### EXERCISE DIRECTIONS
Search the data for the string "주기적인" and gather each line it is in.

** start RECORDS SUPPLIED **

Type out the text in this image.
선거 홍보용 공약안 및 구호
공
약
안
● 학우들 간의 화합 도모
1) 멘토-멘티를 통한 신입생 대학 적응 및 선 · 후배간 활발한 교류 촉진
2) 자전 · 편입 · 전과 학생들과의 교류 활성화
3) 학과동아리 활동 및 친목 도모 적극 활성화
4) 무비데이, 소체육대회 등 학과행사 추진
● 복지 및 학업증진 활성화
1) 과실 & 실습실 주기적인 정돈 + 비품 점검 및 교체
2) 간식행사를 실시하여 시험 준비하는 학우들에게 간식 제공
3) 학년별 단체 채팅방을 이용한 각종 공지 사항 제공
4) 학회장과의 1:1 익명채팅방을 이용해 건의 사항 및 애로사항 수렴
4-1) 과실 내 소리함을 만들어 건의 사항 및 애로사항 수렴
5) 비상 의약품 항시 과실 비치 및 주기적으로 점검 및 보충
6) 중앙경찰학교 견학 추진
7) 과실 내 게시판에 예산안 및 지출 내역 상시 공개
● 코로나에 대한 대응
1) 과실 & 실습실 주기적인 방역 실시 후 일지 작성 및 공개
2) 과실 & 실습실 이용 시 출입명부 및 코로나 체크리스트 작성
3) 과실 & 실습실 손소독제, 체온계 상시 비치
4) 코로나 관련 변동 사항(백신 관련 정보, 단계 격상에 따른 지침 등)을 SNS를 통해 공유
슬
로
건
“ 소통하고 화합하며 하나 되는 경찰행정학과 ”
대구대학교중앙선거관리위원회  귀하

** end RECORDS SUPPLIED **

### COMPLETED EXERCISE
1) 과실 & 실습실 주기적인 정돈 + 비품 점검 및 교체
1) 과실 & 실습실 주기적인 방역 실시 후 일지 작성 및 공개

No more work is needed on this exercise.